======== Brano di lettura

Perché sapere che il colpevole non è il compagno ci «salva» e lascia intatta una parte del cuore? Sarebbe stato troppo veder fingere così bene un uomo, saperlo a casa di quei due poveri genitori accolto come un altro figlio. La cronaca ci ha abituati al femminicidio, il compagno è il primo sospettato per eccellenza, dando per scontato che la morte risieda nelle stesse mani che hanno amato. Ma se troppo spesso è così, grazie al cielo stavolta lo schema cambia. Va oltre il cliché. E smonta quel meccanismo da bar, socialmente diabolico, del «è stato lui di sicuro, hai visto che faccia, si capisce subito». Quella faccia potenzialmente l'abbiamo tutti. Sergio è realmente un bravo ragazzo. Non ha finto. Ha solo sofferto. E inconsapevolmente ha lasciato intatta la nostra sanità mentale (e morale). Possiamo ancora credere nella coppia, nella famiglia, nella sincerità. Nel dolore pulito. In quella manciata di valori che ci rendono ancora uomini. Nell'epilogo di questo atroce delitto dobbiamo fare i conti con aspetti assurdi, con vite trattate alla stregua di un videogioco dove il game over scatta così-tanto-per. «Lei erà lì, con le cuffiette, guardava le stelle». Nulla ha senso, nulla.

================

§ **Consegna e requisiti**
Rispondi in breve a queste domande sul brano di lettura, una per riga:
1. Chi è, secondo il brano, il primo sospettato per eccellenza?
2. Che tipo di ragazzo è Sergio, secondo il brano?
3. A che cosa vengono paragonate le vite nell'epilogo del delitto?

======== Estratti dei dati

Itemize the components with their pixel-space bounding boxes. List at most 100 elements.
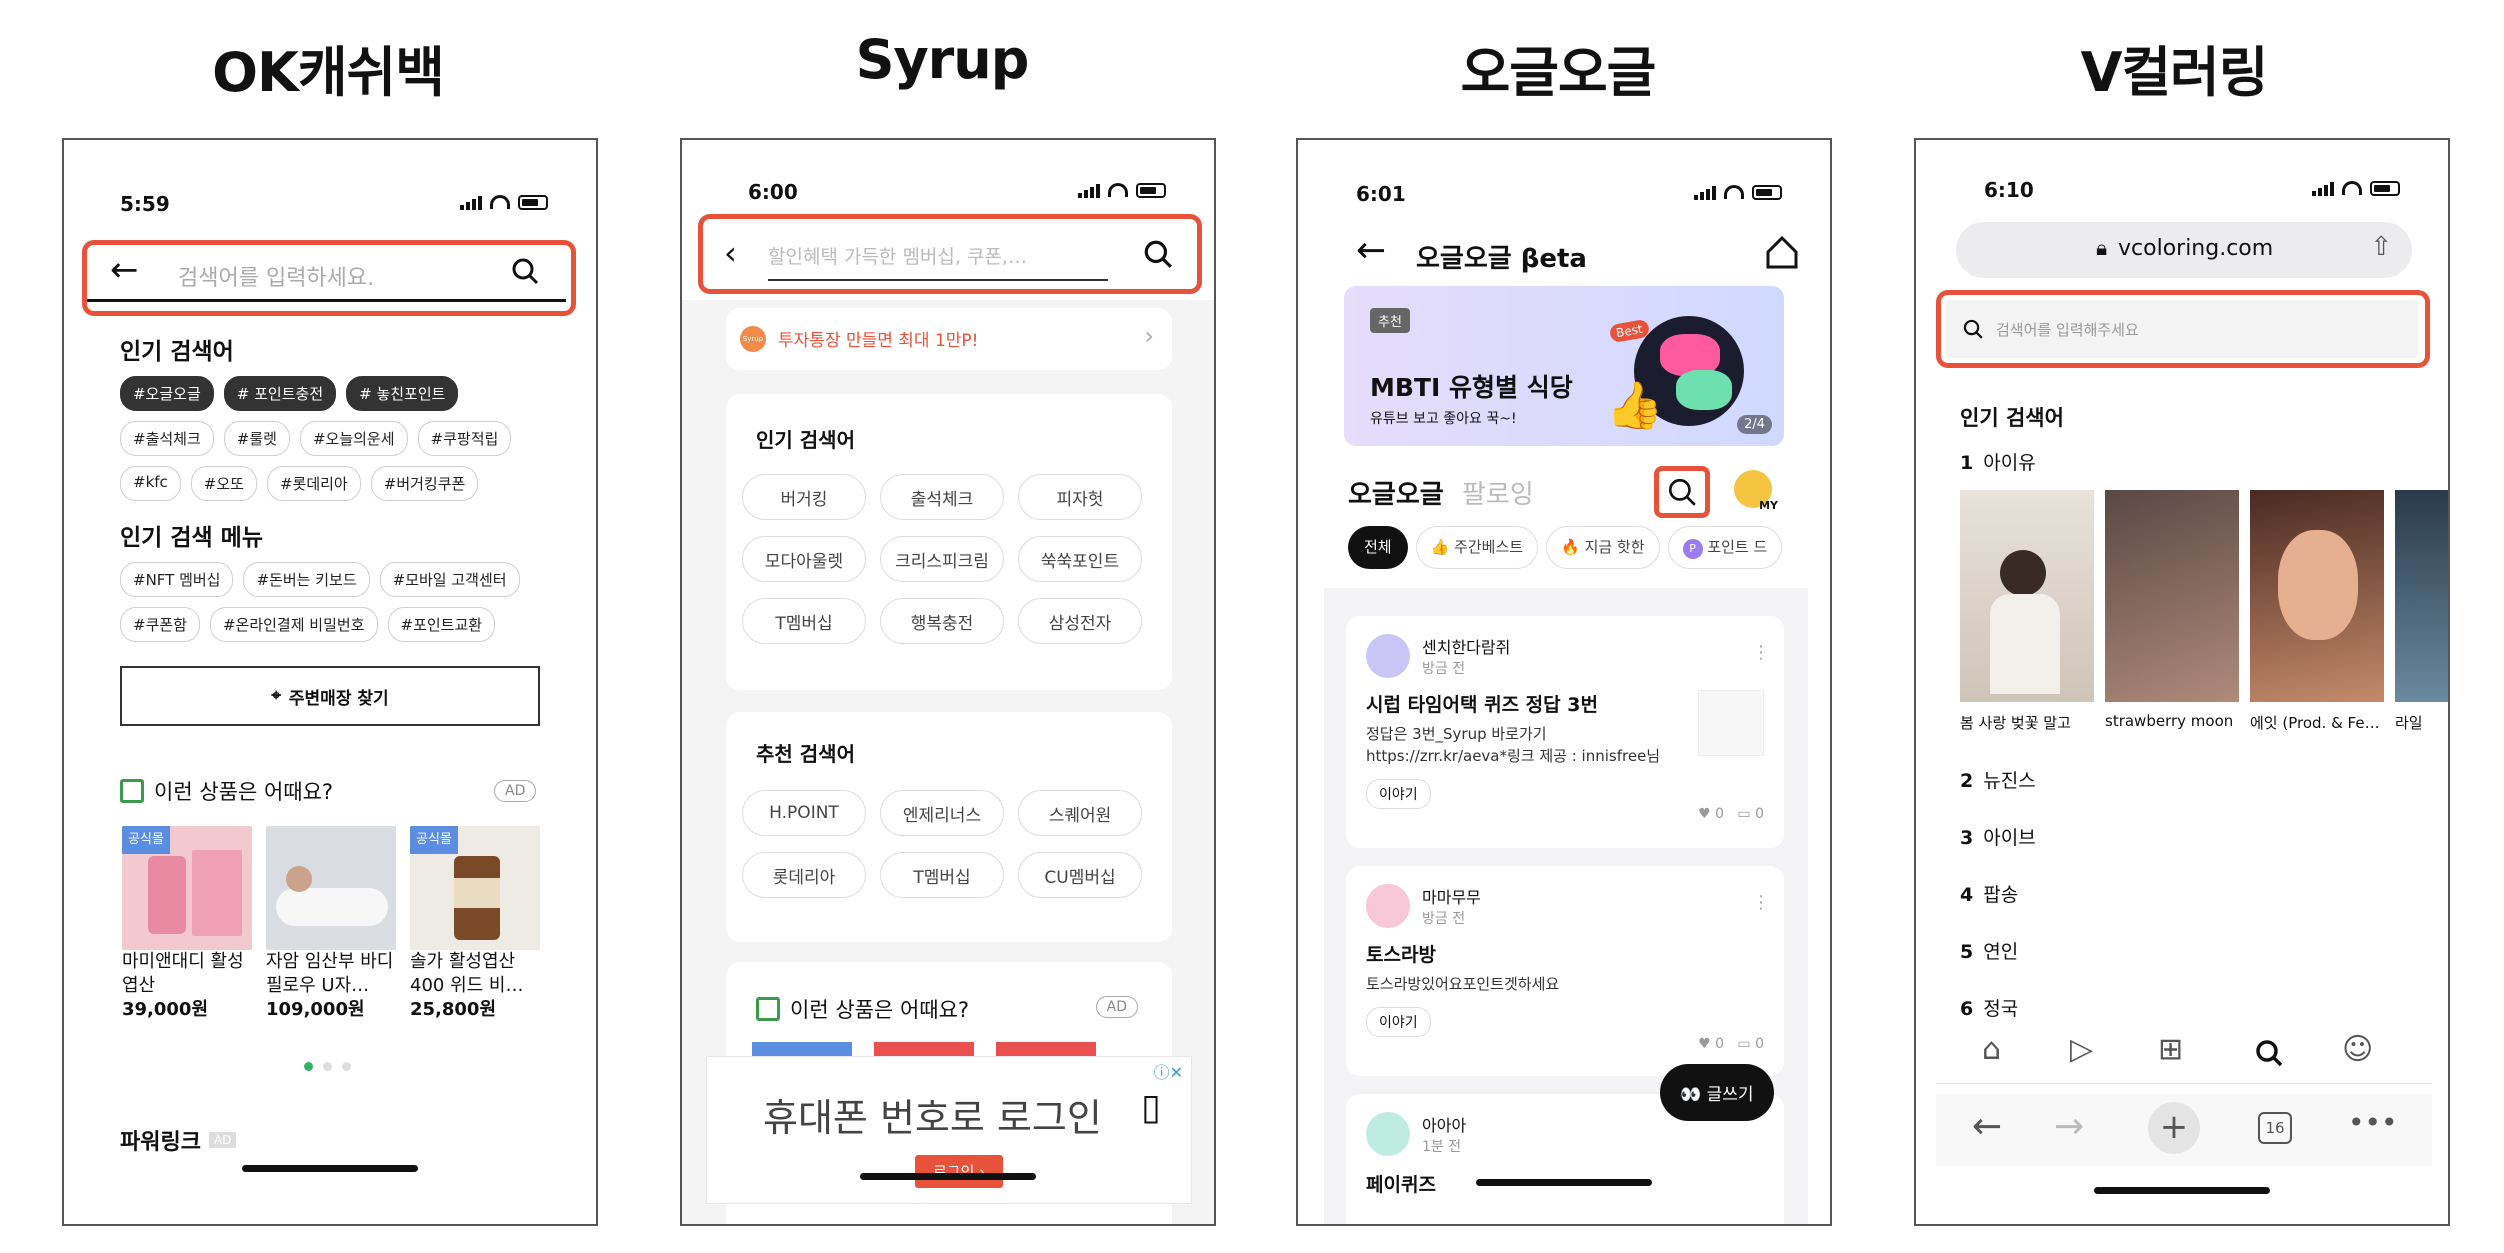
popular-tag[interactable]: #롯데리아 — [266, 466, 361, 501]
share-icon[interactable]: ⇧ — [2370, 232, 2392, 262]
login-banner-ad[interactable]: ⓘ✕ 휴대폰 번호로 로그인 ▯ 로그인 › — [706, 1056, 1192, 1204]
play-icon[interactable]: ▷ — [2070, 1032, 2093, 1067]
popular-tag[interactable]: # 포인트충전 — [223, 376, 337, 411]
menu-tag[interactable]: #돈버는 키보드 — [243, 562, 370, 597]
write-button[interactable]: 👀 글쓰기 — [1660, 1064, 1774, 1121]
keyword-pill[interactable]: 크리스피크림 — [880, 536, 1004, 582]
keyword-pill[interactable]: T멤버십 — [880, 852, 1004, 898]
promo-banner[interactable]: Syrup 투자통장 만들면 최대 1만P! › — [726, 308, 1172, 370]
filter-chip-hot[interactable]: 🔥 지금 핫한 — [1546, 526, 1660, 569]
powerlink-title: 파워링크 — [120, 1130, 201, 1155]
menu-tag[interactable]: #온라인결제 비밀번호 — [209, 607, 378, 642]
thumb-card[interactable]: strawberry moon — [2105, 490, 2239, 730]
search-highlight — [1654, 466, 1710, 518]
popular-tag[interactable]: #쿠팡적립 — [417, 421, 512, 456]
login-button[interactable]: 로그인 › — [915, 1155, 1004, 1188]
keyword-pill[interactable]: 스퀘어원 — [1018, 790, 1142, 836]
keyword-pill[interactable]: 행복충전 — [880, 598, 1004, 644]
tab-ogleogle[interactable]: 오글오글 — [1348, 474, 1444, 511]
thumb-card[interactable]: 라일 — [2395, 490, 2448, 730]
popular-tag[interactable]: #출석체크 — [120, 421, 214, 456]
search-tab-icon[interactable] — [2254, 1038, 2284, 1068]
keyword-pill[interactable]: 엔제리너스 — [880, 790, 1004, 836]
recommend-pills: H.POINT 엔제리너스 스퀘어원 롯데리아 T멤버십 CU멤버십 — [742, 790, 1142, 898]
product-card[interactable]: 공식몰 솔가 활성엽산 400 위드 비… 25,800원 — [410, 826, 540, 1022]
keyword-pill[interactable]: 버거킹 — [742, 474, 866, 520]
keyword-pill[interactable]: 롯데리아 — [742, 852, 866, 898]
keyword-pill[interactable]: 모다아울렛 — [742, 536, 866, 582]
status-icons — [1078, 182, 1166, 198]
home-icon[interactable] — [1764, 234, 1800, 270]
feed-post[interactable]: 센치한다람쥐 방금 전 ⋮ 시럽 타임어택 퀴즈 정답 3번 정답은 3번_Sy… — [1346, 616, 1784, 848]
menu-tag[interactable]: #포인트교환 — [387, 607, 496, 642]
keyword-pill[interactable]: 삼성전자 — [1018, 598, 1142, 644]
home-icon[interactable]: ⌂ — [1982, 1032, 2001, 1067]
thumb-card[interactable]: 에잇 (Prod. & Fe… — [2250, 490, 2384, 730]
more-menu-icon[interactable]: ••• — [2348, 1106, 2398, 1139]
popular-tag[interactable]: # 놓친포인트 — [346, 376, 459, 411]
ad-close-icon[interactable]: ⓘ✕ — [1154, 1059, 1183, 1083]
battery-icon — [1752, 184, 1782, 200]
feed-post[interactable]: 마마무무 방금 전 ⋮ 토스라방 토스라방있어요포인트겟하세요 이야기 ♥ 0 … — [1346, 866, 1784, 1076]
more-icon[interactable]: ⋮ — [1752, 892, 1770, 913]
product-name: 마미앤대디 활성엽산 — [122, 951, 244, 996]
popular-tags: #오글오글 # 포인트충전 # 놓친포인트 #출석체크 #룰렛 #오늘의운세 #… — [120, 376, 560, 501]
post-stats: ♥ 0 ▭ 0 — [1698, 1036, 1764, 1052]
promo-banner[interactable]: 추천 MBTI 유형별 식당 유튜브 보고 좋아요 꾹~! Best 👍 2/4 — [1344, 286, 1784, 446]
keyword-pill[interactable]: 쑥쑥포인트 — [1018, 536, 1142, 582]
rank-name: 아이브 — [1983, 827, 2036, 849]
new-tab-icon[interactable]: + — [2148, 1102, 2200, 1154]
keyword-pill[interactable]: 출석체크 — [880, 474, 1004, 520]
battery-icon — [2370, 180, 2400, 196]
popular-tag[interactable]: #룰렛 — [223, 421, 290, 456]
rank-item[interactable]: 5 연인 — [1960, 937, 2018, 964]
rank-item[interactable]: 2 뉴진스 — [1960, 766, 2036, 793]
popular-tag[interactable]: #오늘의운세 — [299, 421, 408, 456]
product-card[interactable]: 공식몰 마미앤대디 활성엽산 39,000원 — [122, 826, 252, 1022]
thumbnail-strip: 봄 사랑 벚꽃 말고 strawberry moon 에잇 (Prod. & F… — [1960, 490, 2448, 730]
popular-tag[interactable]: #오또 — [190, 466, 257, 501]
banner-page: 2/4 — [1737, 415, 1772, 434]
wifi-icon — [2342, 181, 2362, 195]
menu-tag[interactable]: #쿠폰함 — [120, 607, 200, 642]
store-finder-button[interactable]: ⌖ 주변매장 찾기 — [120, 666, 540, 726]
banner-tag: 추천 — [1370, 308, 1410, 333]
post-author: 마마무무 — [1422, 888, 1481, 907]
title-syrup: Syrup — [855, 28, 1030, 91]
keyword-pill[interactable]: CU멤버십 — [1018, 852, 1142, 898]
rank-item[interactable]: 3 아이브 — [1960, 823, 2036, 850]
profile-icon[interactable]: ☺ — [2342, 1032, 2373, 1067]
post-time: 방금 전 — [1422, 661, 1466, 677]
address-bar[interactable]: 🔒︎ vcoloring.com ⇧ — [1956, 222, 2412, 278]
popular-tag[interactable]: #버거킹쿠폰 — [370, 466, 479, 501]
product-card[interactable]: 자암 임산부 바디필로우 U자… 109,000원 — [266, 826, 396, 1022]
header-title: 오글오글 βeta — [1416, 244, 1587, 274]
filter-chip-all[interactable]: 전체 — [1348, 526, 1408, 569]
menu-tag[interactable]: #NFT 멤버십 — [120, 562, 234, 597]
popular-tag[interactable]: #오글오글 — [120, 376, 214, 411]
gift-icon[interactable]: ⊞ — [2158, 1032, 2183, 1067]
thumb-image — [2105, 490, 2239, 702]
tab-count[interactable]: 16 — [2258, 1112, 2292, 1144]
rank-item[interactable]: 6 정국 — [1960, 994, 2018, 1021]
back-arrow-icon[interactable]: ← — [1972, 1106, 2002, 1147]
thumb-card[interactable]: 봄 사랑 벚꽃 말고 — [1960, 490, 2094, 730]
post-tag[interactable]: 이야기 — [1366, 1007, 1431, 1037]
filter-chip-weekly[interactable]: 👍 주간베스트 — [1415, 526, 1539, 569]
keyword-pill[interactable]: T멤버십 — [742, 598, 866, 644]
more-icon[interactable]: ⋮ — [1752, 642, 1770, 663]
menu-tag[interactable]: #모바일 고객센터 — [379, 562, 520, 597]
my-avatar[interactable]: MY — [1734, 470, 1778, 512]
post-tag[interactable]: 이야기 — [1366, 779, 1431, 809]
back-arrow-icon[interactable]: ← — [1356, 230, 1386, 271]
thumb-title: 에잇 (Prod. & Fe… — [2250, 714, 2380, 730]
popular-tag[interactable]: #kfc — [120, 466, 181, 501]
tab-following[interactable]: 팔로잉 — [1462, 474, 1534, 511]
keyword-pill[interactable]: H.POINT — [742, 790, 866, 836]
forward-arrow-icon[interactable]: → — [2054, 1106, 2084, 1147]
vcoloring-screen: 6:10 🔒︎ vcoloring.com ⇧ 검색어를 입력해주세요 인기 검… — [1914, 138, 2450, 1226]
rank-item[interactable]: 1 아이유 — [1960, 448, 2036, 475]
rank-item[interactable]: 4 팝송 — [1960, 880, 2018, 907]
keyword-pill[interactable]: 피자헛 — [1018, 474, 1142, 520]
filter-chip-point[interactable]: P 포인트 드 — [1667, 526, 1783, 569]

================

§ **Soluzione del compito**
1. Il compagno.
2. Un bravo ragazzo che non ha finto e ha solo sofferto.
3. A un videogioco dove il game over scatta così-tanto-per.